> _JOB_
Each entry that follows must be output without any deviation.

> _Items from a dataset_
-------

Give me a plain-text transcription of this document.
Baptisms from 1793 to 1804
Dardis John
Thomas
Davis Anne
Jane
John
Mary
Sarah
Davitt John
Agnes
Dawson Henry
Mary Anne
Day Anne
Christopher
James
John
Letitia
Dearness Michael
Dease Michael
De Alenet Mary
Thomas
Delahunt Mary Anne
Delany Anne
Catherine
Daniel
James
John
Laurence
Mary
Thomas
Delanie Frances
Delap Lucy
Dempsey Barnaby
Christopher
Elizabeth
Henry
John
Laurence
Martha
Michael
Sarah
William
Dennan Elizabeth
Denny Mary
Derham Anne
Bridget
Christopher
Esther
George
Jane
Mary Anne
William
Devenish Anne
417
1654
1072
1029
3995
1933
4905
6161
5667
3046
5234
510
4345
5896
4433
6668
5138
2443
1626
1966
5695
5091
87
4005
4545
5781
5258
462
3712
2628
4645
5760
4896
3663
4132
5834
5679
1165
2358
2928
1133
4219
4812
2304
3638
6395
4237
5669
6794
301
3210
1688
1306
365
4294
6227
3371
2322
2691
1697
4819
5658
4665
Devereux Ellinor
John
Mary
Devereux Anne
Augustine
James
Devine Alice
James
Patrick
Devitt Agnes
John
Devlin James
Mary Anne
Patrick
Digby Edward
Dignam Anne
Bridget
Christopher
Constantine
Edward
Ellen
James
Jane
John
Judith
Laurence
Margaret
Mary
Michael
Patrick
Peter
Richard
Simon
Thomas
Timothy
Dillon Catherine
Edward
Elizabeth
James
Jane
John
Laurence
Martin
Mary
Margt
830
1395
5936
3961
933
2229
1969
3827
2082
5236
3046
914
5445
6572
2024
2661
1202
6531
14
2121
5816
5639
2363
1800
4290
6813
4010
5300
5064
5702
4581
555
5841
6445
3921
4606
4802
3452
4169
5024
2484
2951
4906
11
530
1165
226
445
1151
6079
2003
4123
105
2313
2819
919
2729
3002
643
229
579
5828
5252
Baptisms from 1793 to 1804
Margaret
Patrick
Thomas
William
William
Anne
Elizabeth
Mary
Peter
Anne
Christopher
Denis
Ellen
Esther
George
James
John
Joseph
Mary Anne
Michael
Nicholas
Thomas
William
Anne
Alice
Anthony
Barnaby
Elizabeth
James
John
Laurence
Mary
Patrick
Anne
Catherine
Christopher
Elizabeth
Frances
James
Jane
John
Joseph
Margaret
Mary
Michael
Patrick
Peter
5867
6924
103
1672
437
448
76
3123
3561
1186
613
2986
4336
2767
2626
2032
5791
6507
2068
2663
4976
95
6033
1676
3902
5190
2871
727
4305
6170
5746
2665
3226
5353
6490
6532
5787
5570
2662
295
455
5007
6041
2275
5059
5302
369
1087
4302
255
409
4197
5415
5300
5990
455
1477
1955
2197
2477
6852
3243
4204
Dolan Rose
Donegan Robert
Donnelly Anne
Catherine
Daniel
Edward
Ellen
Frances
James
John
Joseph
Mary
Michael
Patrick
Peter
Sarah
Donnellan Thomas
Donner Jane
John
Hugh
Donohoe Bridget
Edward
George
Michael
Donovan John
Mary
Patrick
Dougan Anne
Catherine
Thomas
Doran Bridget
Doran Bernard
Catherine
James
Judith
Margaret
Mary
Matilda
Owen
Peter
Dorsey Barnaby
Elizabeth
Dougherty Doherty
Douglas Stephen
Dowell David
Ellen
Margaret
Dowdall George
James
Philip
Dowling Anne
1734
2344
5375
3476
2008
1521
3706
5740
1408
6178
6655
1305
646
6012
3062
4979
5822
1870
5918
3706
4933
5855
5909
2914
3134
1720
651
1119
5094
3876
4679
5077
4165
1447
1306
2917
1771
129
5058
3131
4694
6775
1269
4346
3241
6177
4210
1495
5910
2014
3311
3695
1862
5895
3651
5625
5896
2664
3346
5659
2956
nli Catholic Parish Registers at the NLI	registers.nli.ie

-------

> _EXERCISE OUTPUT_
Give me a plain-text transcription of this document.
Baptisms from 1793 to 1804
Dardis John
Thomas
Davis Anne
Jane
John
Mary
Sarah
Davitt John
Agnes
Dawson Henry
Mary Anne
Day Anne
Christopher
James
John
Letitia
Dearness Michael
Dease Michael
De Alenet Mary
Thomas
Delahunt Mary Anne
Delany Anne
Catherine
Daniel
James
John
Laurence
Mary
Thomas
Delanie Frances
Delap Lucy
Dempsey Barnaby
Christopher
Elizabeth
Henry
John
Laurence
Martha
Michael
Sarah
William
Dennan Elizabeth
Denny Mary
Derham Anne
Bridget
Christopher
Esther
George
Jane
Mary Anne
William
Devenish Anne
417
1654
1072
1029
3995
1933
4905
6161
5667
3046
5234
510
4345
5896
4433
6668
5138
2443
1626
1966
5695
5091
87
4005
4545
5781
5258
462
3712
2628
4645
5760
4896
3663
4132
5834
5679
1165
2358
2928
1133
4219
4812
2304
3638
6395
4237
5669
6794
301
3210
1688
1306
365
4294
6227
3371
2322
2691
1697
4819
5658
4665
Devereux Ellinor
John
Mary
Devereux Anne
Augustine
James
Devine Alice
James
Patrick
Devitt Agnes
John
Devlin James
Mary Anne
Patrick
Digby Edward
Dignam Anne
Bridget
Christopher
Constantine
Edward
Ellen
James
Jane
John
Judith
Laurence
Margaret
Mary
Michael
Patrick
Peter
Richard
Simon
Thomas
Timothy
Dillon Catherine
Edward
Elizabeth
James
Jane
John
Laurence
Martin
Mary
Margt
830
1395
5936
3961
933
2229
1969
3827
2082
5236
3046
914
5445
6572
2024
2661
1202
6531
14
2121
5816
5639
2363
1800
4290
6813
4010
5300
5064
5702
4581
555
5841
6445
3921
4606
4802
3452
4169
5024
2484
2951
4906
11
530
1165
226
445
1151
6079
2003
4123
105
2313
2819
919
2729
3002
643
229
579
5828
5252
Baptisms from 1793 to 1804
Margaret
Patrick
Thomas
William
William
Anne
Elizabeth
Mary
Peter
Anne
Christopher
Denis
Ellen
Esther
George
James
John
Joseph
Mary Anne
Michael
Nicholas
Thomas
William
Anne
Alice
Anthony
Barnaby
Elizabeth
James
John
Laurence
Mary
Patrick
Anne
Catherine
Christopher
Elizabeth
Frances
James
Jane
John
Joseph
Margaret
Mary
Michael
Patrick
Peter
5867
6924
103
1672
437
448
76
3123
3561
1186
613
2986
4336
2767
2626
2032
5791
6507
2068
2663
4976
95
6033
1676
3902
5190
2871
727
4305
6170
5746
2665
3226
5353
6490
6532
5787
5570
2662
295
455
5007
6041
2275
5059
5302
369
1087
4302
255
409
4197
5415
5300
5990
455
1477
1955
2197
2477
6852
3243
4204
Dolan Rose
Donegan Robert
Donnelly Anne
Catherine
Daniel
Edward
Ellen
Frances
James
John
Joseph
Mary
Michael
Patrick
Peter
Sarah
Donnellan Thomas
Donner Jane
John
Hugh
Donohoe Bridget
Edward
George
Michael
Donovan John
Mary
Patrick
Dougan Anne
Catherine
Thomas
Doran Bridget
Doran Bernard
Catherine
James
Judith
Margaret
Mary
Matilda
Owen
Peter
Dorsey Barnaby
Elizabeth
Dougherty Doherty
Douglas Stephen
Dowell David
Ellen
Margaret
Dowdall George
James
Philip
Dowling Anne
1734
2344
5375
3476
2008
1521
3706
5740
1408
6178
6655
1305
646
6012
3062
4979
5822
1870
5918
3706
4933
5855
5909
2914
3134
1720
651
1119
5094
3876
4679
5077
4165
1447
1306
2917
1771
129
5058
3131
4694
6775
1269
4346
3241
6177
4210
1495
5910
2014
3311
3695
1862
5895
3651
5625
5896
2664
3346
5659
2956
nli Catholic Parish Registers at the NLI	registers.nli.ie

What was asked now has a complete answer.